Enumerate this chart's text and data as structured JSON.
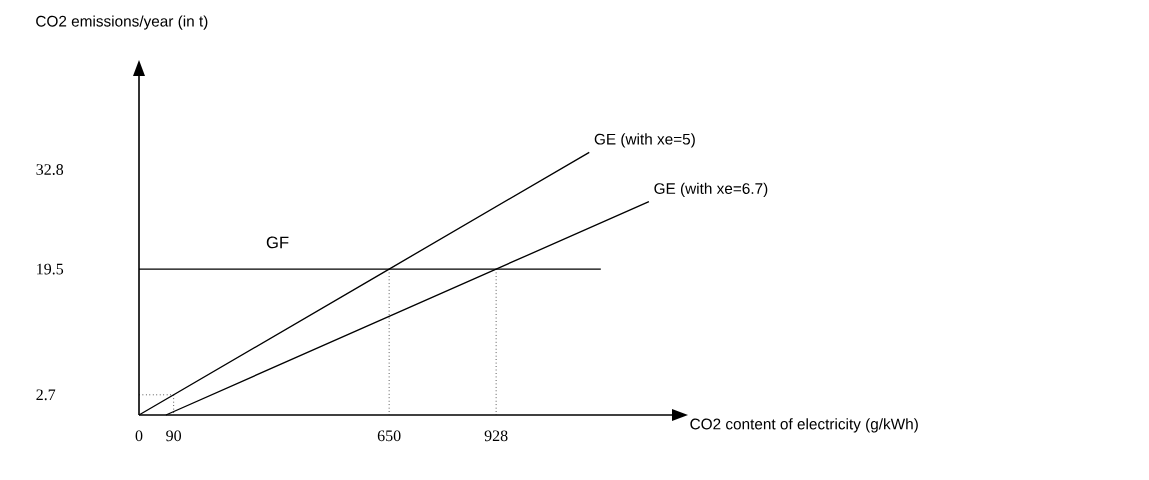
{
  "chart_data": {
    "type": "line",
    "xlabel": "CO2 content of electricity (g/kWh)",
    "ylabel": "CO2 emissions/year (in t)",
    "xlim": [
      0,
      1385
    ],
    "ylim": [
      0,
      45.3
    ],
    "xticks": [
      0,
      90,
      650,
      928
    ],
    "yticks": [
      2.7,
      19.5,
      32.8
    ],
    "grid": false,
    "marker": "none",
    "line_style": "solid",
    "series": [
      {
        "name": "GE (with xe=5)",
        "color": "#000000",
        "x": [
          0,
          650,
          1170
        ],
        "values": [
          0,
          19.5,
          35.1
        ]
      },
      {
        "name": "GE (with xe=6.7)",
        "color": "#000000",
        "x": [
          70,
          928,
          1325
        ],
        "values": [
          0,
          19.5,
          28.5
        ]
      },
      {
        "name": "GF",
        "color": "#000000",
        "x": [
          0,
          1200
        ],
        "values": [
          19.5,
          19.5
        ]
      },
      {
        "color": "#000000",
        "line_style": "dotted",
        "x": [
          0,
          90,
          90
        ],
        "values": [
          2.7,
          2.7,
          0
        ]
      },
      {
        "color": "#000000",
        "line_style": "dotted",
        "x": [
          650,
          650
        ],
        "values": [
          19.5,
          0
        ]
      },
      {
        "color": "#000000",
        "line_style": "dotted",
        "x": [
          928,
          928
        ],
        "values": [
          19.5,
          0
        ]
      }
    ]
  }
}
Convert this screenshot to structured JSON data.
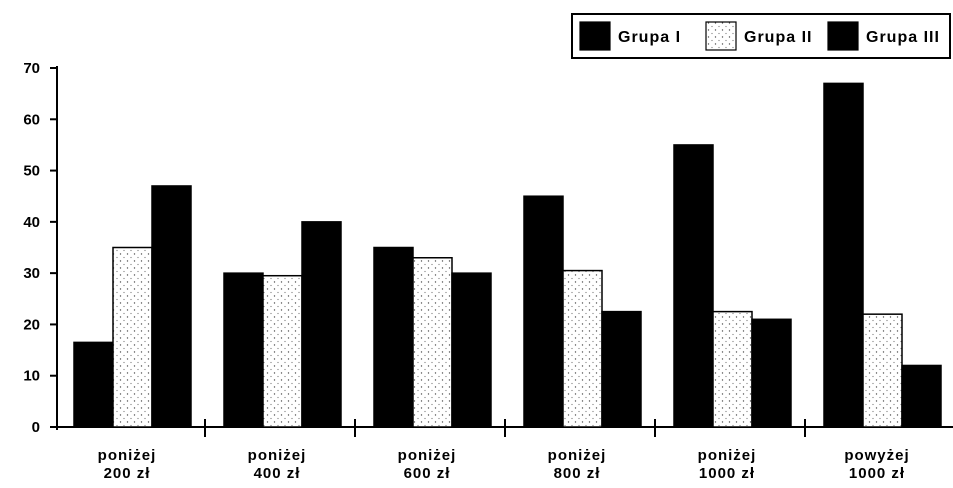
{
  "chart_data": {
    "type": "bar",
    "categories": [
      [
        "poniżej",
        "200 zł"
      ],
      [
        "poniżej",
        "400 zł"
      ],
      [
        "poniżej",
        "600 zł"
      ],
      [
        "poniżej",
        "800 zł"
      ],
      [
        "poniżej",
        "1000 zł"
      ],
      [
        "powyżej",
        "1000 zł"
      ]
    ],
    "series": [
      {
        "name": "Grupa I",
        "values": [
          16.5,
          30,
          35,
          45,
          55,
          67
        ],
        "pattern": "solid",
        "color": "#000000"
      },
      {
        "name": "Grupa II",
        "values": [
          35,
          29.5,
          33,
          30.5,
          22.5,
          22
        ],
        "pattern": "stipple",
        "color": "#ffffff"
      },
      {
        "name": "Grupa III",
        "values": [
          47,
          40,
          30,
          22.5,
          21,
          12
        ],
        "pattern": "solid",
        "color": "#000000"
      }
    ],
    "ylim": [
      0,
      70
    ],
    "yticks": [
      0,
      10,
      20,
      30,
      40,
      50,
      60,
      70
    ],
    "legend_position": "top-right",
    "grid": false,
    "title": "",
    "xlabel": "",
    "ylabel": ""
  }
}
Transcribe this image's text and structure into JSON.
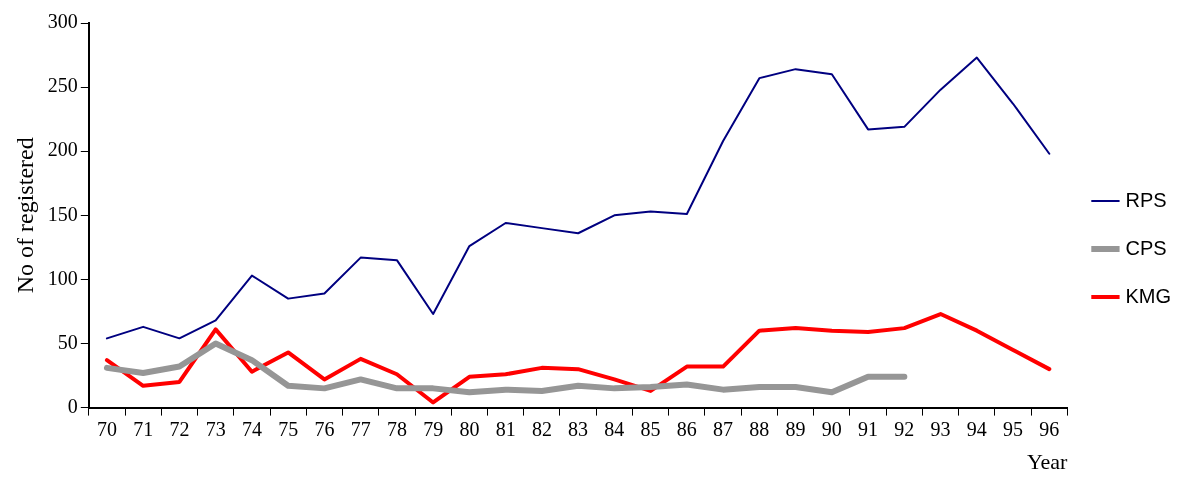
{
  "chart_data": {
    "type": "line",
    "xlabel": "Year",
    "ylabel": "No of registered",
    "categories": [
      "70",
      "71",
      "72",
      "73",
      "74",
      "75",
      "76",
      "77",
      "78",
      "79",
      "80",
      "81",
      "82",
      "83",
      "84",
      "85",
      "86",
      "87",
      "88",
      "89",
      "90",
      "91",
      "92",
      "93",
      "94",
      "95",
      "96"
    ],
    "ylim": [
      0,
      300
    ],
    "yticks": [
      0,
      50,
      100,
      150,
      200,
      250,
      300
    ],
    "grid": false,
    "legend": "right",
    "marker": "none",
    "line_style": "solid",
    "series": [
      {
        "name": "RPS",
        "color": "#000080",
        "values": [
          54,
          63,
          54,
          68,
          103,
          85,
          89,
          117,
          115,
          73,
          126,
          144,
          140,
          136,
          150,
          153,
          151,
          208,
          257,
          264,
          260,
          217,
          219,
          248,
          273,
          237,
          198
        ]
      },
      {
        "name": "CPS",
        "color": "#969696",
        "values": [
          31,
          27,
          32,
          50,
          37,
          17,
          15,
          22,
          15,
          15,
          12,
          14,
          13,
          17,
          15,
          16,
          18,
          14,
          16,
          16,
          12,
          24,
          24,
          null,
          null,
          null,
          null
        ]
      },
      {
        "name": "KMG",
        "color": "#ff0000",
        "values": [
          37,
          17,
          20,
          61,
          28,
          43,
          22,
          38,
          26,
          4,
          24,
          26,
          31,
          30,
          22,
          13,
          32,
          32,
          60,
          62,
          60,
          59,
          62,
          73,
          60,
          45,
          30
        ]
      }
    ]
  }
}
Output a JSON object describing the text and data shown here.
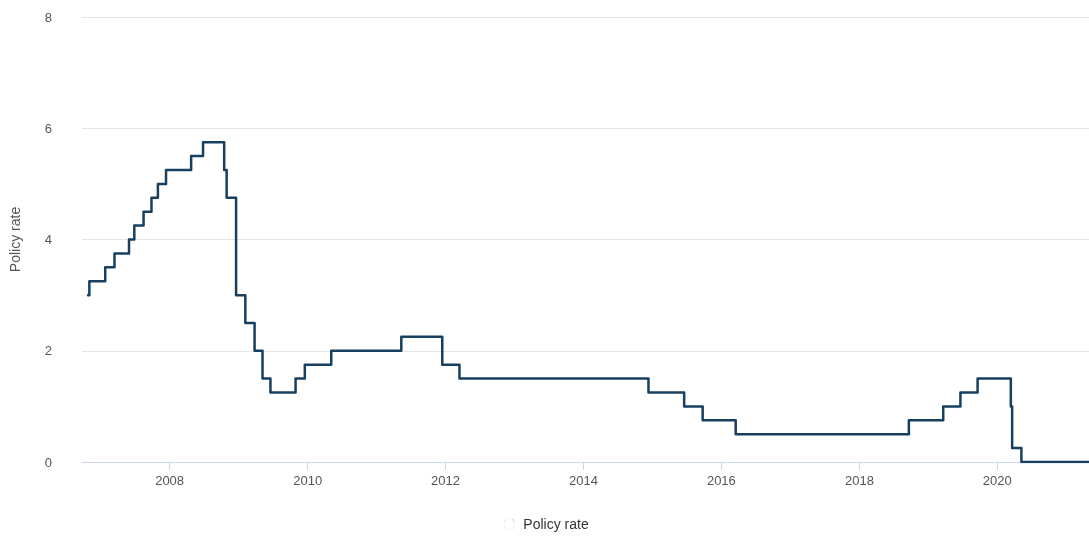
{
  "chart_data": {
    "type": "step",
    "ylabel": "Policy rate",
    "x": [
      "2006-10-26",
      "2006-11-02",
      "2007-01-25",
      "2007-03-15",
      "2007-05-31",
      "2007-06-28",
      "2007-08-16",
      "2007-09-27",
      "2007-10-31",
      "2007-12-13",
      "2008-04-24",
      "2008-06-26",
      "2008-10-16",
      "2008-10-29",
      "2008-12-18",
      "2009-02-05",
      "2009-03-26",
      "2009-05-07",
      "2009-06-18",
      "2009-10-29",
      "2009-12-17",
      "2010-05-06",
      "2011-05-12",
      "2011-12-15",
      "2012-03-15",
      "2014-12-11",
      "2015-06-18",
      "2015-09-24",
      "2016-03-17",
      "2018-09-20",
      "2019-03-21",
      "2019-06-20",
      "2019-09-19",
      "2020-03-13",
      "2020-03-20",
      "2020-05-08",
      "2021-05-01"
    ],
    "series": [
      {
        "name": "Policy rate",
        "color": "#173f5f",
        "values": [
          3.0,
          3.25,
          3.5,
          3.75,
          4.0,
          4.25,
          4.5,
          4.75,
          5.0,
          5.25,
          5.5,
          5.75,
          5.25,
          4.75,
          3.0,
          2.5,
          2.0,
          1.5,
          1.25,
          1.5,
          1.75,
          2.0,
          2.25,
          1.75,
          1.5,
          1.25,
          1.0,
          0.75,
          0.5,
          0.75,
          1.0,
          1.25,
          1.5,
          1.0,
          0.25,
          0.0,
          0.0
        ]
      }
    ],
    "xlim": [
      "2006-09-24",
      "2021-05-01"
    ],
    "xticks": [
      {
        "value": "2008-01-01",
        "label": "2008"
      },
      {
        "value": "2010-01-01",
        "label": "2010"
      },
      {
        "value": "2012-01-01",
        "label": "2012"
      },
      {
        "value": "2014-01-01",
        "label": "2014"
      },
      {
        "value": "2016-01-01",
        "label": "2016"
      },
      {
        "value": "2018-01-01",
        "label": "2018"
      },
      {
        "value": "2020-01-01",
        "label": "2020"
      }
    ],
    "ylim": [
      0,
      8
    ],
    "yticks": [
      0,
      2,
      4,
      6,
      8
    ],
    "grid": "y",
    "legend": "bottom",
    "marker": "none",
    "line_style": "solid"
  }
}
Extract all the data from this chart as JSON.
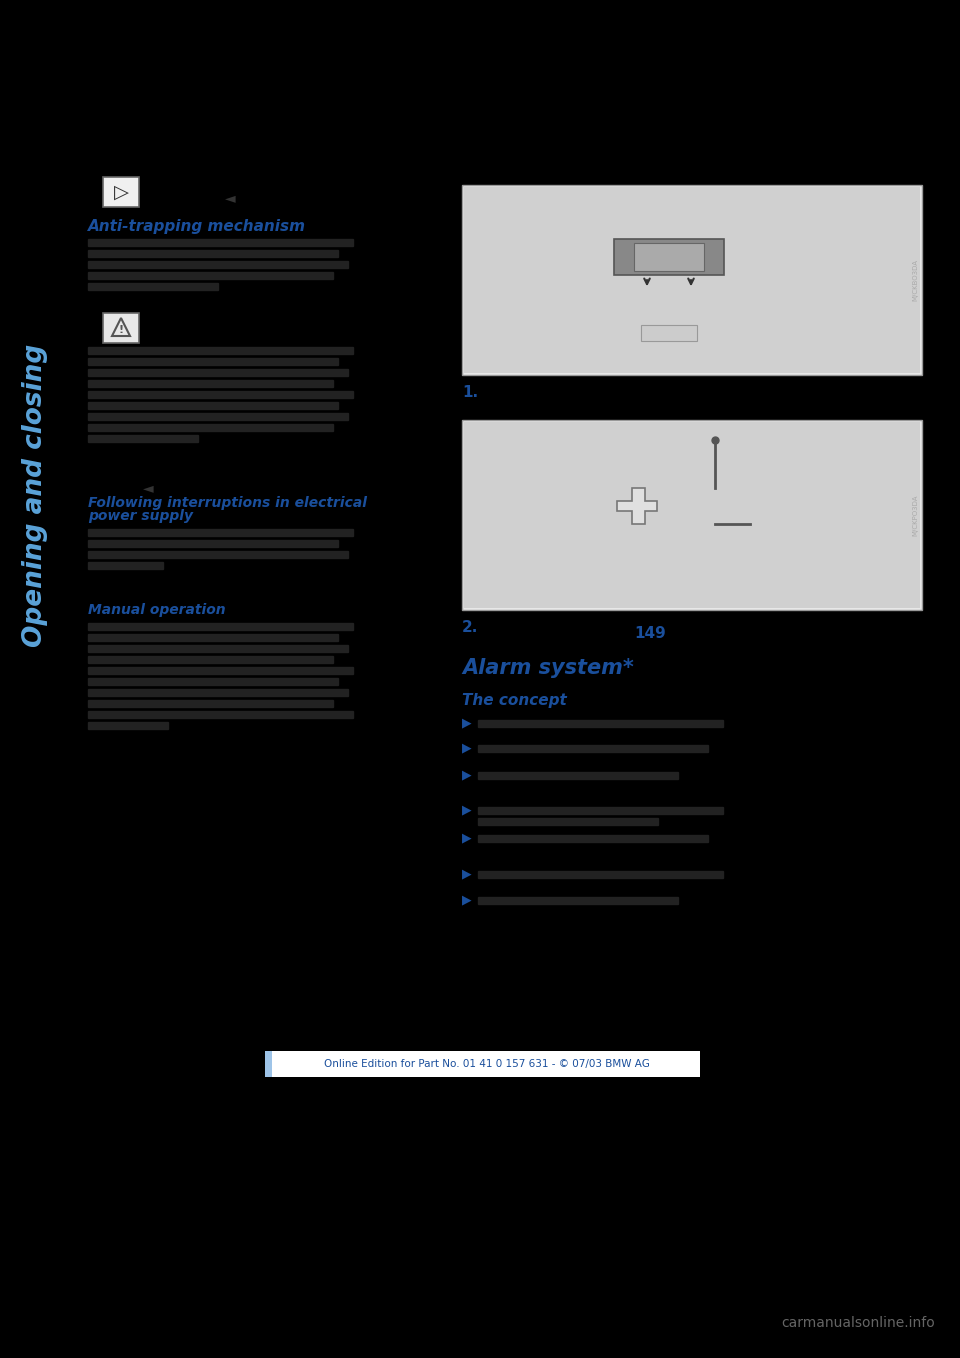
{
  "bg_color": "#000000",
  "content_bg": "#000000",
  "blue_color": "#1a4f9c",
  "light_blue": "#5ba3d9",
  "sidebar_text": "Opening and closing",
  "sidebar_color": "#5ba3d9",
  "footer_text": "Online Edition for Part No. 01 41 0 157 631 - © 07/03 BMW AG",
  "footer_bg": "#ffffff",
  "footer_border_color": "#a8c8e8",
  "watermark": "carmanualsonline.info",
  "heading_anti_trapping": "Anti-trapping mechanism",
  "heading_following_1": "Following interruptions in electrical",
  "heading_following_2": "power supply",
  "heading_manual": "Manual operation",
  "heading_alarm": "Alarm system*",
  "heading_concept": "The concept",
  "bullet": "▶",
  "page_ref": "149",
  "label_1": "1.",
  "label_2": "2.",
  "img_bg": "#e8e8e8",
  "img_border": "#999999",
  "img_inner": "#d0d0d0"
}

» Requirement: Looking at the material above, count the lines containing the string "this" and reply with the count alone.

» Reply: 4